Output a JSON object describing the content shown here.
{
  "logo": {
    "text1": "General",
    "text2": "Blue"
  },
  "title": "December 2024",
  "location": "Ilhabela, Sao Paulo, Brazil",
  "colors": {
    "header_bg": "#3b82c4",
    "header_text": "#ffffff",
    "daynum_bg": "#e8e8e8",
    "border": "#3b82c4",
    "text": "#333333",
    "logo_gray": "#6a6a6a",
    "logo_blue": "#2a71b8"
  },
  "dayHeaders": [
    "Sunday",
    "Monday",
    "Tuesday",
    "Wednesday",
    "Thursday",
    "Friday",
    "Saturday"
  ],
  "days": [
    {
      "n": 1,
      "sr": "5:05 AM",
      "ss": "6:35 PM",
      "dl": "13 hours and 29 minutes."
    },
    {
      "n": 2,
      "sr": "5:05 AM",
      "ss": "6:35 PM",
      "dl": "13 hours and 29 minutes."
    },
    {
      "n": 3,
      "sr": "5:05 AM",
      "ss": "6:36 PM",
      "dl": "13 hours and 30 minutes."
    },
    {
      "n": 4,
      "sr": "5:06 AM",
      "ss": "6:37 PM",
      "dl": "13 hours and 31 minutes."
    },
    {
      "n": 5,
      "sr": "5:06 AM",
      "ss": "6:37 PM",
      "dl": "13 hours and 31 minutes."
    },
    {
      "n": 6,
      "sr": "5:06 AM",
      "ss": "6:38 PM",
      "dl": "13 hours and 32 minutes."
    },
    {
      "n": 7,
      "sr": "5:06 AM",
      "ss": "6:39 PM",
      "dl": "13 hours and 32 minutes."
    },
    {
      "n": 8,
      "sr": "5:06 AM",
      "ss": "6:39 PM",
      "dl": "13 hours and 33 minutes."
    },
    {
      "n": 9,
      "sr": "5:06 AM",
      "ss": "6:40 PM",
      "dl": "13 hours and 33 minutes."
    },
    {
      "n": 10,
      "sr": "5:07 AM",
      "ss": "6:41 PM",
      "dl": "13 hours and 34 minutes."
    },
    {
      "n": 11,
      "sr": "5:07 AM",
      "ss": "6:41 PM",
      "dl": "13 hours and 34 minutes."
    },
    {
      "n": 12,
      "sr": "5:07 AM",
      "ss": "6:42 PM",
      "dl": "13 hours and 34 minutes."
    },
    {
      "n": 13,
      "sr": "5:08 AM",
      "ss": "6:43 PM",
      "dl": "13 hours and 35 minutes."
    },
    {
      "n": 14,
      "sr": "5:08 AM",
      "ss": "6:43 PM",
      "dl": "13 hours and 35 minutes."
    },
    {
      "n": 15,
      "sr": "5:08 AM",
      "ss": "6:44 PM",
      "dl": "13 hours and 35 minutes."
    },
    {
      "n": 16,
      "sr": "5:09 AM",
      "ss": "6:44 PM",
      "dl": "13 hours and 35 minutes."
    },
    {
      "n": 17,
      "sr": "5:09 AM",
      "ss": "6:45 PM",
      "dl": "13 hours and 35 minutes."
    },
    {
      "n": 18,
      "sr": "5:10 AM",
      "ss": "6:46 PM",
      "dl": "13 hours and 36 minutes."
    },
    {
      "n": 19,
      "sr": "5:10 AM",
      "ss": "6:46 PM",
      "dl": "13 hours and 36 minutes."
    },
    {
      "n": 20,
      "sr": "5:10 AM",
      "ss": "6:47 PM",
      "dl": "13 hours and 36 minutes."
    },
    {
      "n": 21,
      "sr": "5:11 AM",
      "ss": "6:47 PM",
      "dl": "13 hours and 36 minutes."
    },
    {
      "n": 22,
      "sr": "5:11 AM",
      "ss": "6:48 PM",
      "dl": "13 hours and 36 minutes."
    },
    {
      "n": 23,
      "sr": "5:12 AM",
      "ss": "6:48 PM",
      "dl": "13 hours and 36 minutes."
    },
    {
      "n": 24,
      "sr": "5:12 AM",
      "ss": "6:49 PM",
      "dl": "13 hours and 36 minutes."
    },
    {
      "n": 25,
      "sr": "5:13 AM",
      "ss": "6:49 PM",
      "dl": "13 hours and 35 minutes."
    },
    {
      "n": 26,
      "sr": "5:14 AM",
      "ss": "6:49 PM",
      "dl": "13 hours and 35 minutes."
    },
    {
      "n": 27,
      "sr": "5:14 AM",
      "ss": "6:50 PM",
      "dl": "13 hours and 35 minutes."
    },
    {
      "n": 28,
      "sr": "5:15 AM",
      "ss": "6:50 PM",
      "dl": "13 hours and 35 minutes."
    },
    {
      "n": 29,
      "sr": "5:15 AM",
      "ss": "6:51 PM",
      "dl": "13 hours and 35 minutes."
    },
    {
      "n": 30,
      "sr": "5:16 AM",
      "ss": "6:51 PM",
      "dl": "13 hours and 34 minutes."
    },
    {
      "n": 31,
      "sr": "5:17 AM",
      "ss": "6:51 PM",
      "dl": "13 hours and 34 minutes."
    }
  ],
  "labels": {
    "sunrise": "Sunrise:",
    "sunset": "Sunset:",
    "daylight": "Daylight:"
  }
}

***

| EXERCISE INSTRUCTIONS |
Write out the entire listing exactly.

| RESPONSE TO THE TASK |
Output a JSON object describing the content shown here.
{
  "logo": {
    "text1": "General",
    "text2": "Blue"
  },
  "title": "December 2024",
  "location": "Ilhabela, Sao Paulo, Brazil",
  "colors": {
    "header_bg": "#3b82c4",
    "header_text": "#ffffff",
    "daynum_bg": "#e8e8e8",
    "border": "#3b82c4",
    "text": "#333333",
    "logo_gray": "#6a6a6a",
    "logo_blue": "#2a71b8"
  },
  "dayHeaders": [
    "Sunday",
    "Monday",
    "Tuesday",
    "Wednesday",
    "Thursday",
    "Friday",
    "Saturday"
  ],
  "days": [
    {
      "n": 1,
      "sr": "5:05 AM",
      "ss": "6:35 PM",
      "dl": "13 hours and 29 minutes."
    },
    {
      "n": 2,
      "sr": "5:05 AM",
      "ss": "6:35 PM",
      "dl": "13 hours and 29 minutes."
    },
    {
      "n": 3,
      "sr": "5:05 AM",
      "ss": "6:36 PM",
      "dl": "13 hours and 30 minutes."
    },
    {
      "n": 4,
      "sr": "5:06 AM",
      "ss": "6:37 PM",
      "dl": "13 hours and 31 minutes."
    },
    {
      "n": 5,
      "sr": "5:06 AM",
      "ss": "6:37 PM",
      "dl": "13 hours and 31 minutes."
    },
    {
      "n": 6,
      "sr": "5:06 AM",
      "ss": "6:38 PM",
      "dl": "13 hours and 32 minutes."
    },
    {
      "n": 7,
      "sr": "5:06 AM",
      "ss": "6:39 PM",
      "dl": "13 hours and 32 minutes."
    },
    {
      "n": 8,
      "sr": "5:06 AM",
      "ss": "6:39 PM",
      "dl": "13 hours and 33 minutes."
    },
    {
      "n": 9,
      "sr": "5:06 AM",
      "ss": "6:40 PM",
      "dl": "13 hours and 33 minutes."
    },
    {
      "n": 10,
      "sr": "5:07 AM",
      "ss": "6:41 PM",
      "dl": "13 hours and 34 minutes."
    },
    {
      "n": 11,
      "sr": "5:07 AM",
      "ss": "6:41 PM",
      "dl": "13 hours and 34 minutes."
    },
    {
      "n": 12,
      "sr": "5:07 AM",
      "ss": "6:42 PM",
      "dl": "13 hours and 34 minutes."
    },
    {
      "n": 13,
      "sr": "5:08 AM",
      "ss": "6:43 PM",
      "dl": "13 hours and 35 minutes."
    },
    {
      "n": 14,
      "sr": "5:08 AM",
      "ss": "6:43 PM",
      "dl": "13 hours and 35 minutes."
    },
    {
      "n": 15,
      "sr": "5:08 AM",
      "ss": "6:44 PM",
      "dl": "13 hours and 35 minutes."
    },
    {
      "n": 16,
      "sr": "5:09 AM",
      "ss": "6:44 PM",
      "dl": "13 hours and 35 minutes."
    },
    {
      "n": 17,
      "sr": "5:09 AM",
      "ss": "6:45 PM",
      "dl": "13 hours and 35 minutes."
    },
    {
      "n": 18,
      "sr": "5:10 AM",
      "ss": "6:46 PM",
      "dl": "13 hours and 36 minutes."
    },
    {
      "n": 19,
      "sr": "5:10 AM",
      "ss": "6:46 PM",
      "dl": "13 hours and 36 minutes."
    },
    {
      "n": 20,
      "sr": "5:10 AM",
      "ss": "6:47 PM",
      "dl": "13 hours and 36 minutes."
    },
    {
      "n": 21,
      "sr": "5:11 AM",
      "ss": "6:47 PM",
      "dl": "13 hours and 36 minutes."
    },
    {
      "n": 22,
      "sr": "5:11 AM",
      "ss": "6:48 PM",
      "dl": "13 hours and 36 minutes."
    },
    {
      "n": 23,
      "sr": "5:12 AM",
      "ss": "6:48 PM",
      "dl": "13 hours and 36 minutes."
    },
    {
      "n": 24,
      "sr": "5:12 AM",
      "ss": "6:49 PM",
      "dl": "13 hours and 36 minutes."
    },
    {
      "n": 25,
      "sr": "5:13 AM",
      "ss": "6:49 PM",
      "dl": "13 hours and 35 minutes."
    },
    {
      "n": 26,
      "sr": "5:14 AM",
      "ss": "6:49 PM",
      "dl": "13 hours and 35 minutes."
    },
    {
      "n": 27,
      "sr": "5:14 AM",
      "ss": "6:50 PM",
      "dl": "13 hours and 35 minutes."
    },
    {
      "n": 28,
      "sr": "5:15 AM",
      "ss": "6:50 PM",
      "dl": "13 hours and 35 minutes."
    },
    {
      "n": 29,
      "sr": "5:15 AM",
      "ss": "6:51 PM",
      "dl": "13 hours and 35 minutes."
    },
    {
      "n": 30,
      "sr": "5:16 AM",
      "ss": "6:51 PM",
      "dl": "13 hours and 34 minutes."
    },
    {
      "n": 31,
      "sr": "5:17 AM",
      "ss": "6:51 PM",
      "dl": "13 hours and 34 minutes."
    }
  ],
  "labels": {
    "sunrise": "Sunrise:",
    "sunset": "Sunset:",
    "daylight": "Daylight:"
  }
}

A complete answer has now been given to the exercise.